→ THE REQUEST
Sift the listing for lines that hold the string "доступны" and pull them out.

→ DATASET RECORDS
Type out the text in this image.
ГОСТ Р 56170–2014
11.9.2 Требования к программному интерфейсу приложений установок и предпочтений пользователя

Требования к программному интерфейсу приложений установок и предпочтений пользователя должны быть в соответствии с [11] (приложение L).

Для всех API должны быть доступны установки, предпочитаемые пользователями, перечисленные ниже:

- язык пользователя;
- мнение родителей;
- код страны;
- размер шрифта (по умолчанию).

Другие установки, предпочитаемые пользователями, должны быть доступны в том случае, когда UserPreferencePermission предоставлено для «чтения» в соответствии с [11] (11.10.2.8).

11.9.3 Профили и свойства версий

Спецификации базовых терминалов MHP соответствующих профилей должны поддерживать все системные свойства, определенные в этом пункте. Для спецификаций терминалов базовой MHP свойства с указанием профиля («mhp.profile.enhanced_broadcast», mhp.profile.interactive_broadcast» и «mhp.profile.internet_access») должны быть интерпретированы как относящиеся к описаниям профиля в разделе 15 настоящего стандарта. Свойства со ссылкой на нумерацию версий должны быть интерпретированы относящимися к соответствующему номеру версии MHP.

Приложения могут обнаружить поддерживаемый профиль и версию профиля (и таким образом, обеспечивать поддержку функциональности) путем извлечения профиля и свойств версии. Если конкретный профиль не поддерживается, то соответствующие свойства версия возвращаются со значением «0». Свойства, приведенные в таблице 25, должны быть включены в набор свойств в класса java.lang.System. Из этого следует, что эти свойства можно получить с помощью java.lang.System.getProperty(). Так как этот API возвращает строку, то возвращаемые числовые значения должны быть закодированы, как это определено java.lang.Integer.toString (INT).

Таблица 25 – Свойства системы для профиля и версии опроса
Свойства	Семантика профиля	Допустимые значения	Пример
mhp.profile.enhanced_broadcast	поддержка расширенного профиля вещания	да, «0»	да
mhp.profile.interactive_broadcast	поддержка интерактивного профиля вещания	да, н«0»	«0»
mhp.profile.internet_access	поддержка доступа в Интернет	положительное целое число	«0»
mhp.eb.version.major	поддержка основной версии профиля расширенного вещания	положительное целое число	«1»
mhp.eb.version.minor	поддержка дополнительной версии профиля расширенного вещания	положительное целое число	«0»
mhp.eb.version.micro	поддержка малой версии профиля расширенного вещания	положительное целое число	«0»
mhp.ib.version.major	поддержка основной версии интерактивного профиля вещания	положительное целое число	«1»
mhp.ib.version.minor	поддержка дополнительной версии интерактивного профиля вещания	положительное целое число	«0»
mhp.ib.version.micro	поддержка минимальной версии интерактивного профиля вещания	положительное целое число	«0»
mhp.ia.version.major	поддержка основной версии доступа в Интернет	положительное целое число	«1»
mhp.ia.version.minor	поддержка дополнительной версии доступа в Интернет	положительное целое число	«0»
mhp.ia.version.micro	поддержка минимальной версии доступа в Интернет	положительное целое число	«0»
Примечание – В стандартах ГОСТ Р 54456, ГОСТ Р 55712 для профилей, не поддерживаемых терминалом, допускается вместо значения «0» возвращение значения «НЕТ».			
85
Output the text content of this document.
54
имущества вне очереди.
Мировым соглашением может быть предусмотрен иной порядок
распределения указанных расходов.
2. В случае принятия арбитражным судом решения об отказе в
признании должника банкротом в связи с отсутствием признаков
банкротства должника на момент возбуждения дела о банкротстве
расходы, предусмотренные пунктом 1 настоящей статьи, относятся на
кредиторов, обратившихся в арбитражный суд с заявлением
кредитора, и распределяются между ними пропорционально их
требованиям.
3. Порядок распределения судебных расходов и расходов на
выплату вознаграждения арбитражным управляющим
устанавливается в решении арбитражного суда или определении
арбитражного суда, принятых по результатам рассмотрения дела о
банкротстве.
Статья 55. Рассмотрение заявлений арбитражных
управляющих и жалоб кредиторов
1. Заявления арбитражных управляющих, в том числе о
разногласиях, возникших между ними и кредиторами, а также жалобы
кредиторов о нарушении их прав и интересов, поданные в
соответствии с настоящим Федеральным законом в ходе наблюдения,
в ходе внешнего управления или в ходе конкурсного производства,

→ IN RESPONSE
Для всех API должны быть доступны установки, предпочитаемые пользователями, перечисленные ниже:
Другие установки, предпочитаемые пользователями, должны быть доступны в том случае, когда UserPreferencePermission предоставлено для «чтения» в соответствии с [11] (11.10.2.8).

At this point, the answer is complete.